#### [What is being asked]
All of the material below is to be retyped exactly.

Stored data:
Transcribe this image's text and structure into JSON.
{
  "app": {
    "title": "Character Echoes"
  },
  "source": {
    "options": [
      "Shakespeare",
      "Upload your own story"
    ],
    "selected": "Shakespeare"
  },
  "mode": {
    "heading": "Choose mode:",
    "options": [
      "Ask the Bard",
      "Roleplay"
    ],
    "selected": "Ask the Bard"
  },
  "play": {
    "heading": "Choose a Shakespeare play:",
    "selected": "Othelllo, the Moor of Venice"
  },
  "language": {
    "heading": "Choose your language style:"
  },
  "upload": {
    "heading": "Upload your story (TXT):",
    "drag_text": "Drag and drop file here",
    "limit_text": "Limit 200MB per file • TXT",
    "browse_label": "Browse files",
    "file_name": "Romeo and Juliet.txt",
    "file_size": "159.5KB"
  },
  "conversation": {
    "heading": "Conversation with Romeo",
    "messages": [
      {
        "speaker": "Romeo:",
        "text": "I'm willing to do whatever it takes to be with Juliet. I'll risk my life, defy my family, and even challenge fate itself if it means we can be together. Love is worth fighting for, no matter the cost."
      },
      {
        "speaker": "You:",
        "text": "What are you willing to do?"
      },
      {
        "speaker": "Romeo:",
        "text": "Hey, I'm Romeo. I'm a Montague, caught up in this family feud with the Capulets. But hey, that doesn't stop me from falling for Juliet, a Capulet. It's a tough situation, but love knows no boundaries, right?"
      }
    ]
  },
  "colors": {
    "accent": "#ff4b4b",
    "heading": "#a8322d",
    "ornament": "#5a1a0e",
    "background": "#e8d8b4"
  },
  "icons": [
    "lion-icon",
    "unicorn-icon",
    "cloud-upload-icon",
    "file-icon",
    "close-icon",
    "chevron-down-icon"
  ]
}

#### [The output]
Transcribe this image's text and structure into JSON.
{
  "app": {
    "title": "Character Echoes"
  },
  "source": {
    "options": [
      "Shakespeare",
      "Upload your own story"
    ],
    "selected": "Shakespeare"
  },
  "mode": {
    "heading": "Choose mode:",
    "options": [
      "Ask the Bard",
      "Roleplay"
    ],
    "selected": "Ask the Bard"
  },
  "play": {
    "heading": "Choose a Shakespeare play:",
    "selected": "Othelllo, the Moor of Venice"
  },
  "language": {
    "heading": "Choose your language style:"
  },
  "upload": {
    "heading": "Upload your story (TXT):",
    "drag_text": "Drag and drop file here",
    "limit_text": "Limit 200MB per file • TXT",
    "browse_label": "Browse files",
    "file_name": "Romeo and Juliet.txt",
    "file_size": "159.5KB"
  },
  "conversation": {
    "heading": "Conversation with Romeo",
    "messages": [
      {
        "speaker": "Romeo:",
        "text": "I'm willing to do whatever it takes to be with Juliet. I'll risk my life, defy my family, and even challenge fate itself if it means we can be together. Love is worth fighting for, no matter the cost."
      },
      {
        "speaker": "You:",
        "text": "What are you willing to do?"
      },
      {
        "speaker": "Romeo:",
        "text": "Hey, I'm Romeo. I'm a Montague, caught up in this family feud with the Capulets. But hey, that doesn't stop me from falling for Juliet, a Capulet. It's a tough situation, but love knows no boundaries, right?"
      }
    ]
  },
  "colors": {
    "accent": "#ff4b4b",
    "heading": "#a8322d",
    "ornament": "#5a1a0e",
    "background": "#e8d8b4"
  },
  "icons": [
    "lion-icon",
    "unicorn-icon",
    "cloud-upload-icon",
    "file-icon",
    "close-icon",
    "chevron-down-icon"
  ]
}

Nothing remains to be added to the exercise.